(Consigne 1)
Donnez sous forme de tableau Markdown les lignes des listes de zones et d'étiquettes, de la première jusqu'à celle qui contient "74, 448, 94]" incluse. Mettez deux colonnes, n° et Ligne, et omettez les lignes vides.

(Extrait du texte)
>>>>

LES QUARTIERS DE FERNAND

Publié le 5 Novembre 2022

 

L’ÉCOLE EN BOIS

Il y a trois cabanes en bois accolées les unes aux autres avec leurs cheminées qui fument l'hiver venu .

Il y a la classe de Melle DART qui enseigne aux filles, avec dans ses yeux toute la tendresse que l'autorité de son poste se plait à cacher

Il y a la classe des garçons, avec ses trois rangées de bancs d'école. On passe d'une à l'autre chaque année comme lorsqu'on change de classe.

Il y a le maître, monsieur DOMASSON , qui a perdu une jambe lors du dernier conflit et qui marche péniblement avec l'aide d'une canne.

Il y a un bureau en bois et un grand tableau noir avec une éponge au bout d'une ficelle accrochées à un clou .

Il y a , au mur, des grandes cartes de géographie avec des pays en couleur qui n'existent plus alors que d'autres ne vont pas tarder à naître.

Il y a au fond de la classe un poêle qui selon les moments est à charbon ou à bois. Quoi qu'il en soit, bien pratique pour dégeler nos petits doigts engourdis .

Il y a le " coin " derrière l'armoire aux livres, où les punis vont se calmer avec le chapeau d'âne sur la tête.

Il y a les encriers en porcelaine qu'ils faut remplir chaque matin d'une encre violette que le maître prépare avec soin. Il désigne ensuite un " volontaire " pour la corvée de remplissage .

Il y a la troisième cabane qui sert de local de débarras où s'entassent, outre le charbon et le bois, tout un tas de chaises à trois pieds et des mobiliers cassés qui doivent datés du siècle passé.

Il y a la cour de récréation avec sa grotte de ronces bien pratique pour torturer ceux qui ont trop de bonbons, et qui ne veulent pas partager de bon gré.

Il y a les toilettes sous un préau où le maître s'endort parfois en satisfaisant un besoin. Nous prenons bien garde de ne pas le réveiller et nous rentrons dans notre classe qui nous appartient pour quelques instants.

Il y a José, un grand échalas qui court sans arrêt pour attraper " la dame blanche " Pauvre José ! L'attrapera-t-il un jour ?

Il y a moi. Ma troisième rangée terminée, ma prochaine rentrée se fera dans une école avec des murs. Il y a, paraît-il, beaucoup de classes. Pourquoi le temps passe-t-il si vite.

JE ME SOUVIENS...

Je me souviens de cette grande place, de sa fontaine où venaient s'abreuver les moineaux, de ses grands arbres, marronniers et platanes et de ses jeux de boules qui avaient tellement de fidèles qu'ils abritaient la première religion du quartier.

Je me souviens de mon école en bois. Pourquoi en bois ? Simplement parce qu'elle était vraiment en bois. Trois années s'entassaient dans la même classe et l'hiver, le poêle ronronnait comme il pouvait pour réchauffer nos pauvres petits doigts engourdis par le froid. Une odeur de craie, d'encre et de vieux papier imprégnait les murs, habillés d'anciennes cartes de géographie où figuraient des pays qui n'existaient plus.

<<<<

(Consigne 2)
Dans le texte sur l'école en bois, recopiez le passage qui commence par "Il y a les toilettes" et va jusqu'à "L'attrapera-t-il un jour ?", en remplaçant "le maître" par "le directeur".

[Listes de zones et d'étiquettes]
>>>>

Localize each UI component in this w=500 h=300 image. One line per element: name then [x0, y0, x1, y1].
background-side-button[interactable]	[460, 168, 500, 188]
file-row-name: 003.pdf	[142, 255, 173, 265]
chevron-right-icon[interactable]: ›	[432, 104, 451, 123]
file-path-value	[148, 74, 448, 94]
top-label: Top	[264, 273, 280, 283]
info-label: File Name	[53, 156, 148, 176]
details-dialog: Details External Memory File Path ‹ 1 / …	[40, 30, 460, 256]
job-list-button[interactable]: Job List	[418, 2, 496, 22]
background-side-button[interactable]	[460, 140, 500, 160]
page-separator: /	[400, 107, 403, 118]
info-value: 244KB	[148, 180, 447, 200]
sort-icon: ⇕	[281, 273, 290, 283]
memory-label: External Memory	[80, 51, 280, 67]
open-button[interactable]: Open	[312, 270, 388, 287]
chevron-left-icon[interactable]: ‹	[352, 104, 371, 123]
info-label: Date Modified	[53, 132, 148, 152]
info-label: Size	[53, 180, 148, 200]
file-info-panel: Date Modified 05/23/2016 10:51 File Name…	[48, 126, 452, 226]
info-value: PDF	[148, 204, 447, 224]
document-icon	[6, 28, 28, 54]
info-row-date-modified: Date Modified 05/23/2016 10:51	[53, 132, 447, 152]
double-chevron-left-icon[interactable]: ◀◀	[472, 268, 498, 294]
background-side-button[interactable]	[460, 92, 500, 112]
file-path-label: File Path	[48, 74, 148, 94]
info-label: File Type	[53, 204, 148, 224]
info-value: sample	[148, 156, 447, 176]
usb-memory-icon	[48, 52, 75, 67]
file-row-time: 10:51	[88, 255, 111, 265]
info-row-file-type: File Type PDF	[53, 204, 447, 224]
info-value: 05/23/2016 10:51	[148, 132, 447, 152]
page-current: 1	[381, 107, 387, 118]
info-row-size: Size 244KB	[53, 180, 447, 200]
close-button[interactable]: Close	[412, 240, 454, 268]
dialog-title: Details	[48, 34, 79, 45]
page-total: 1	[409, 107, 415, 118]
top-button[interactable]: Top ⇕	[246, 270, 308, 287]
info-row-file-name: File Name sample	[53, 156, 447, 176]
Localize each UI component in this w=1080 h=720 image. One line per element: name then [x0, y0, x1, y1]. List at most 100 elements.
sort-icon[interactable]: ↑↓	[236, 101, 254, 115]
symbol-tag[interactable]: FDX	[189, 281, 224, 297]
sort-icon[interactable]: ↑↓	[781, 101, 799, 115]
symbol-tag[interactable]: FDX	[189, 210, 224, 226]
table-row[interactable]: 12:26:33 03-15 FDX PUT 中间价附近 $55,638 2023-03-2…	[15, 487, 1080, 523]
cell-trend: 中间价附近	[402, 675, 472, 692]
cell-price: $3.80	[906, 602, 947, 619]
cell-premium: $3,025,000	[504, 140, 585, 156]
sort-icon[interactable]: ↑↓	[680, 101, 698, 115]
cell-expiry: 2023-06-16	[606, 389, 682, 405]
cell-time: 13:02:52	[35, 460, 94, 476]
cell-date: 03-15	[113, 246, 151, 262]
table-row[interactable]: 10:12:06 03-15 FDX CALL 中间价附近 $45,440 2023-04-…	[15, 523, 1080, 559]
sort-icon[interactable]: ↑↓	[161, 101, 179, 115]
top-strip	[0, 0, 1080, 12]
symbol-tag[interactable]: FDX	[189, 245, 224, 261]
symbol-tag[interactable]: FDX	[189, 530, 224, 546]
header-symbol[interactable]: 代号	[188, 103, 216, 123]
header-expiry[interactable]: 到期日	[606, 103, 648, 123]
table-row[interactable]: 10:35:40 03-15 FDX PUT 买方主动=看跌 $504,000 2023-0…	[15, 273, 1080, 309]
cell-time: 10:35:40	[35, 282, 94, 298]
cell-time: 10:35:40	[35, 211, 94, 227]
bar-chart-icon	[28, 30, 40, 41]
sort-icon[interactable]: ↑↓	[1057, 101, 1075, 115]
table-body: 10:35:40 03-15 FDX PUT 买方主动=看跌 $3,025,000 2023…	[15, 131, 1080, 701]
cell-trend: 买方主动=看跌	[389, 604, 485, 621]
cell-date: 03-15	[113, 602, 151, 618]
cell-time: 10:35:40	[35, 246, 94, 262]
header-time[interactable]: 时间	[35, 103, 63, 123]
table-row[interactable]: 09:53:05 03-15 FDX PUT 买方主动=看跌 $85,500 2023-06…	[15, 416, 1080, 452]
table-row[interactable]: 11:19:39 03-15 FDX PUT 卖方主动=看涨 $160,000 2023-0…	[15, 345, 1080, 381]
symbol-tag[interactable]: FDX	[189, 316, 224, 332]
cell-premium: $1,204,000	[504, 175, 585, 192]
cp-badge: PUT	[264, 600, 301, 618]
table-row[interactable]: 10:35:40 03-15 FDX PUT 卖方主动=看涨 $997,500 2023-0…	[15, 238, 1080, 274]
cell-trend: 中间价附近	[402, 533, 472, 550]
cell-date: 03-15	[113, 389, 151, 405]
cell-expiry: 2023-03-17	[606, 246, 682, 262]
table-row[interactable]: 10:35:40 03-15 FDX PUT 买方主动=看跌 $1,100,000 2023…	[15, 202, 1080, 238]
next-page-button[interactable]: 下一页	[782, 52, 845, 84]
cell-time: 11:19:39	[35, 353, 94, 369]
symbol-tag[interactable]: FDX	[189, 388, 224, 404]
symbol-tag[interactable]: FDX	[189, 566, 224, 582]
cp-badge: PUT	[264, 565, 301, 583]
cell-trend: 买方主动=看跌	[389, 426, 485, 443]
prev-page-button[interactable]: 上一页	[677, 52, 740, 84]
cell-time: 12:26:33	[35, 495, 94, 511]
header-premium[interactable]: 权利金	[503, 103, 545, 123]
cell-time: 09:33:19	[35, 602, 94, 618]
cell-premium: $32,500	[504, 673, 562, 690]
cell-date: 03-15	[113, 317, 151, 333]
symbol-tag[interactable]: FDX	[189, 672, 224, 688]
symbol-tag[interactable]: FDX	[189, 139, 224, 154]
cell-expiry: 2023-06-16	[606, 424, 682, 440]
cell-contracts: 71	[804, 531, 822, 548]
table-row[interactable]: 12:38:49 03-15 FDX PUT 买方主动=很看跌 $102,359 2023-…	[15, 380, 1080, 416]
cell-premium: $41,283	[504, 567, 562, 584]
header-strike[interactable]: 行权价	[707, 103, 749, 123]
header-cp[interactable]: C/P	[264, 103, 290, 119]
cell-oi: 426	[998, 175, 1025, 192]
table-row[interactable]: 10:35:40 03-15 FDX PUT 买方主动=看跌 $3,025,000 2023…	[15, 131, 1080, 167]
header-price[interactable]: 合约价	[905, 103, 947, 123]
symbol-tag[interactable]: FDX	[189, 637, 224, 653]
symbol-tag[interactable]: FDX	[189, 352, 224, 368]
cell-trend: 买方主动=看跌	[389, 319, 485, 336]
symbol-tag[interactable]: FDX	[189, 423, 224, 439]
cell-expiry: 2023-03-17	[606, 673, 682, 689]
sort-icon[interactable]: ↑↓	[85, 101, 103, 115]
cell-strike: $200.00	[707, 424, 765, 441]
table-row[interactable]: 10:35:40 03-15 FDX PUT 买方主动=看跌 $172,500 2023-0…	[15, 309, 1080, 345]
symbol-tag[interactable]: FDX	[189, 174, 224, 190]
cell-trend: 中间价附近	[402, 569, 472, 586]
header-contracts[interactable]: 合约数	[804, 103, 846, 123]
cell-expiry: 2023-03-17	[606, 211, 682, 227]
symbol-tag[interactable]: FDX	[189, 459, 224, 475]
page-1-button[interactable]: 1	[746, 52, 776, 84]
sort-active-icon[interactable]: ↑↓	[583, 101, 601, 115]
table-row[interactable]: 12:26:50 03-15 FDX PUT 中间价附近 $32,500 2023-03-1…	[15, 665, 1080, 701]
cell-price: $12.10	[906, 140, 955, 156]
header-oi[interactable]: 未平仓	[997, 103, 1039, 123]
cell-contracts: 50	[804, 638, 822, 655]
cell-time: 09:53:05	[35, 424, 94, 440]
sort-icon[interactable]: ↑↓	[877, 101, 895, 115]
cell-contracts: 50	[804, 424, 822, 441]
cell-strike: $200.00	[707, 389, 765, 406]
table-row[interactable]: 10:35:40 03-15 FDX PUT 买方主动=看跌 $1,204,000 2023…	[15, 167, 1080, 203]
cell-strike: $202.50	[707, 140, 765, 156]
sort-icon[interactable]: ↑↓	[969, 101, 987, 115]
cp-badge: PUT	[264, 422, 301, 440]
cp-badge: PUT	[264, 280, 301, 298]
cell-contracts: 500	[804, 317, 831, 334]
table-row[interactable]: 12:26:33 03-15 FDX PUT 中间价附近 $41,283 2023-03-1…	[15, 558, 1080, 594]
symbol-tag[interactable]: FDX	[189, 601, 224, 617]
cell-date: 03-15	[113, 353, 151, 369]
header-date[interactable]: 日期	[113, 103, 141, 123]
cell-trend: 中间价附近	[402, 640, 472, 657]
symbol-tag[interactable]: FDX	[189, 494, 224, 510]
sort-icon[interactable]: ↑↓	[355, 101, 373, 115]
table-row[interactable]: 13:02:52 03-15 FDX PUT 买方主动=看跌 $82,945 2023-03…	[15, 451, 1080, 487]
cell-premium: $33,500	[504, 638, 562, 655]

<<<<

(Réponse complète 1)
| n° | Ligne |
|---|---|
| 1 | Localize each UI component in this w=500 h=300 image. One line per element: name then [x0, y0, x1, y1]. |
| 2 | background-side-button[interactable]	[460, 168, 500, 188] |
| 3 | file-row-name: 003.pdf	[142, 255, 173, 265] |
| 4 | chevron-right-icon[interactable]: ›	[432, 104, 451, 123] |
| 5 | file-path-value	[148, 74, 448, 94] |

(Réponse complète 2)
Il y a les toilettes sous un préau où le directeur s'endort parfois en satisfaisant un besoin. Nous prenons bien garde de ne pas le réveiller et nous rentrons dans notre classe qui nous appartient pour quelques instants.

Il y a José, un grand échalas qui court sans arrêt pour attraper " la dame blanche " Pauvre José ! L'attrapera-t-il un jour ?